* Work to complete:
Wherever a line holds the word "Serializable", copy that line out.

(Stored data)
==*==

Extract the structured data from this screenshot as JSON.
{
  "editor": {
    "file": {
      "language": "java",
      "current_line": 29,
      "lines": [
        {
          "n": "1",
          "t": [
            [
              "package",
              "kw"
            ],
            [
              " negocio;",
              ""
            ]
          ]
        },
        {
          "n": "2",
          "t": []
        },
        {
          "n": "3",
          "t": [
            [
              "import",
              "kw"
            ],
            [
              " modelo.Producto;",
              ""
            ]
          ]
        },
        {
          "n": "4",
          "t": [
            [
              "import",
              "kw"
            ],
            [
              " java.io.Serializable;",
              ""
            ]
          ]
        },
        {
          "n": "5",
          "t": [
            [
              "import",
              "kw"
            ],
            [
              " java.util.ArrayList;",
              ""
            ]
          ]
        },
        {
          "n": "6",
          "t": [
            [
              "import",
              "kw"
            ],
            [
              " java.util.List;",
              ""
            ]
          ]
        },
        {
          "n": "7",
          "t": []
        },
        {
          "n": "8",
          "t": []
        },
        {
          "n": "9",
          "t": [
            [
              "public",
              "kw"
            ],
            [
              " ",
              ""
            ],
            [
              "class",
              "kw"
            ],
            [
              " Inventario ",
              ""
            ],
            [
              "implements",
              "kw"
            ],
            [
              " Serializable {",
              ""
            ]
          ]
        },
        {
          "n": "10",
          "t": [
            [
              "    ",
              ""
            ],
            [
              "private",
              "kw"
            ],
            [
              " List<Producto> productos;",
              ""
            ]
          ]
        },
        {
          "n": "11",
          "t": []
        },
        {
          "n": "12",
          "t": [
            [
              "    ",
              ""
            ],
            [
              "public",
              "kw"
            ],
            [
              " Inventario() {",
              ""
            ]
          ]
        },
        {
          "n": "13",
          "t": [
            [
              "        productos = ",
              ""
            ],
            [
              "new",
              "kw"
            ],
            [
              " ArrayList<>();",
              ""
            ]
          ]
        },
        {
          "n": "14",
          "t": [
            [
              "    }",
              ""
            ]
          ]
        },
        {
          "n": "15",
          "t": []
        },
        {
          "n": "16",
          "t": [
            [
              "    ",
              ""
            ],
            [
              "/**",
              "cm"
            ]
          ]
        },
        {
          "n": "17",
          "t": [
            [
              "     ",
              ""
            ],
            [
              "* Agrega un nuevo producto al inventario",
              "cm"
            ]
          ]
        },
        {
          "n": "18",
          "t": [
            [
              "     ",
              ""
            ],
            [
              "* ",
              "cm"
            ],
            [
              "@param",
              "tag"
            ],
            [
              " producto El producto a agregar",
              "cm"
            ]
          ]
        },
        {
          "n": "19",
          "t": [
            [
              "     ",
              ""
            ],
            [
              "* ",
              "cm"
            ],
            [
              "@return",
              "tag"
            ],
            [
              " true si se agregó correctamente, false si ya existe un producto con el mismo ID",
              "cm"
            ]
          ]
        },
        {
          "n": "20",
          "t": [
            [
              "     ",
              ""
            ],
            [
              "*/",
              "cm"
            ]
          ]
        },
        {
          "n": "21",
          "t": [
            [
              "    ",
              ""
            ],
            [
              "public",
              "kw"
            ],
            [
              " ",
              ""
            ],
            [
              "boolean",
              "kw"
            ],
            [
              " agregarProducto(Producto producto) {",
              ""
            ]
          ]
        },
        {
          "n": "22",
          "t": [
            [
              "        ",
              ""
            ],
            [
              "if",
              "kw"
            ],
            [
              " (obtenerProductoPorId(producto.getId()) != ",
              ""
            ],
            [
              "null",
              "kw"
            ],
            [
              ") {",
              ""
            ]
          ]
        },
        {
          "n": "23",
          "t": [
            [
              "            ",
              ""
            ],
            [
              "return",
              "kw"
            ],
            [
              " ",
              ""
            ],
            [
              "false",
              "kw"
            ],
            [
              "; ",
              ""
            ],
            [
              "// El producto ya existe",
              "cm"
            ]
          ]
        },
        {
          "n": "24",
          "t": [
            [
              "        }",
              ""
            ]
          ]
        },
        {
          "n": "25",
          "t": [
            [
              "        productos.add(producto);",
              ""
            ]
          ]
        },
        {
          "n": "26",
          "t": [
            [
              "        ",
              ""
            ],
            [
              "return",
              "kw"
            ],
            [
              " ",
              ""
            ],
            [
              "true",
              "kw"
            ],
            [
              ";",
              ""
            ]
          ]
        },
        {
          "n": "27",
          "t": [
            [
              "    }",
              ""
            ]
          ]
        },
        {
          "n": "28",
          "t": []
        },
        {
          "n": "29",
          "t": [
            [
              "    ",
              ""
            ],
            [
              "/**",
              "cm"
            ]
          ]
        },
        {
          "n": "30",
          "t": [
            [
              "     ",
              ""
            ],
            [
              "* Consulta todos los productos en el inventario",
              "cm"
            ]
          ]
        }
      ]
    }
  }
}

==*==

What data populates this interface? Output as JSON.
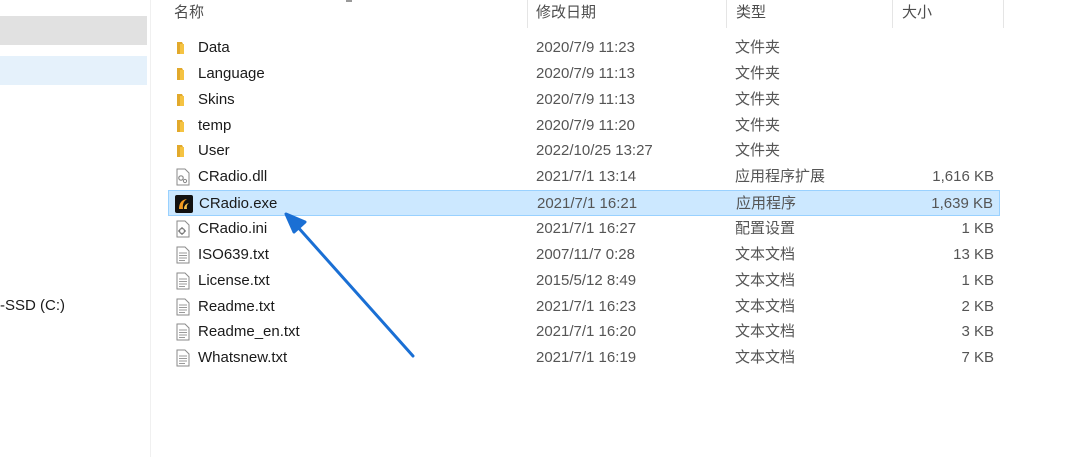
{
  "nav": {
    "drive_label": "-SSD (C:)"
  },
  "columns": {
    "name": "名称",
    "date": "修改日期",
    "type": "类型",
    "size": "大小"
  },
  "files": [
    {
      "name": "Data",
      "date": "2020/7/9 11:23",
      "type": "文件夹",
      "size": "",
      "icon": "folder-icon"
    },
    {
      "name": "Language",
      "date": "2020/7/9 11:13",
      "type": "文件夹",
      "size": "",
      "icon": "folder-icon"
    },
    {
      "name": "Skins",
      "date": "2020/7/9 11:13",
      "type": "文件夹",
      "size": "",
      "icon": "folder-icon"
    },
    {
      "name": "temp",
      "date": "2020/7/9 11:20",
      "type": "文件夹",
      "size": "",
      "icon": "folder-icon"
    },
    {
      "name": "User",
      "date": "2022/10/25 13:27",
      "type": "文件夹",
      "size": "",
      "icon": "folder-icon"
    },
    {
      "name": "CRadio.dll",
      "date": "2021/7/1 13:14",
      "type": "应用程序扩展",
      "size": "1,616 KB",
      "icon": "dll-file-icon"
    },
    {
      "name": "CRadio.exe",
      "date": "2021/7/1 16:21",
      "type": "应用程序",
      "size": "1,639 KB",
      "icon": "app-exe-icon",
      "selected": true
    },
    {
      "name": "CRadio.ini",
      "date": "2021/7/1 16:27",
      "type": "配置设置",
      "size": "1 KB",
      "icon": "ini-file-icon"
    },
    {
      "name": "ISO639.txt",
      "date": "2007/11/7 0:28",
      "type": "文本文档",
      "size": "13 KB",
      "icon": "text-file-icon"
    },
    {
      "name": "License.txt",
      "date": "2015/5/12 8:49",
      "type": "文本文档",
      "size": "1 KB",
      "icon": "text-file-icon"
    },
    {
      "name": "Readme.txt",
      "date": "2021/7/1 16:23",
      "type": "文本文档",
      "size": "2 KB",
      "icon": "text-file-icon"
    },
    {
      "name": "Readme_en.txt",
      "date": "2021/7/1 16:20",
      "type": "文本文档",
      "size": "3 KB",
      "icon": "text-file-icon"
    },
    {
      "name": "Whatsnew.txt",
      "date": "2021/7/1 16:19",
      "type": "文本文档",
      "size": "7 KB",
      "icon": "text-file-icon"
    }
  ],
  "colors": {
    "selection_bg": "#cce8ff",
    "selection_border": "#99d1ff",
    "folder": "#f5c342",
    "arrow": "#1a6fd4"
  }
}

==*==

* Complete output:
              " java.io.Serializable;",
              " Serializable {",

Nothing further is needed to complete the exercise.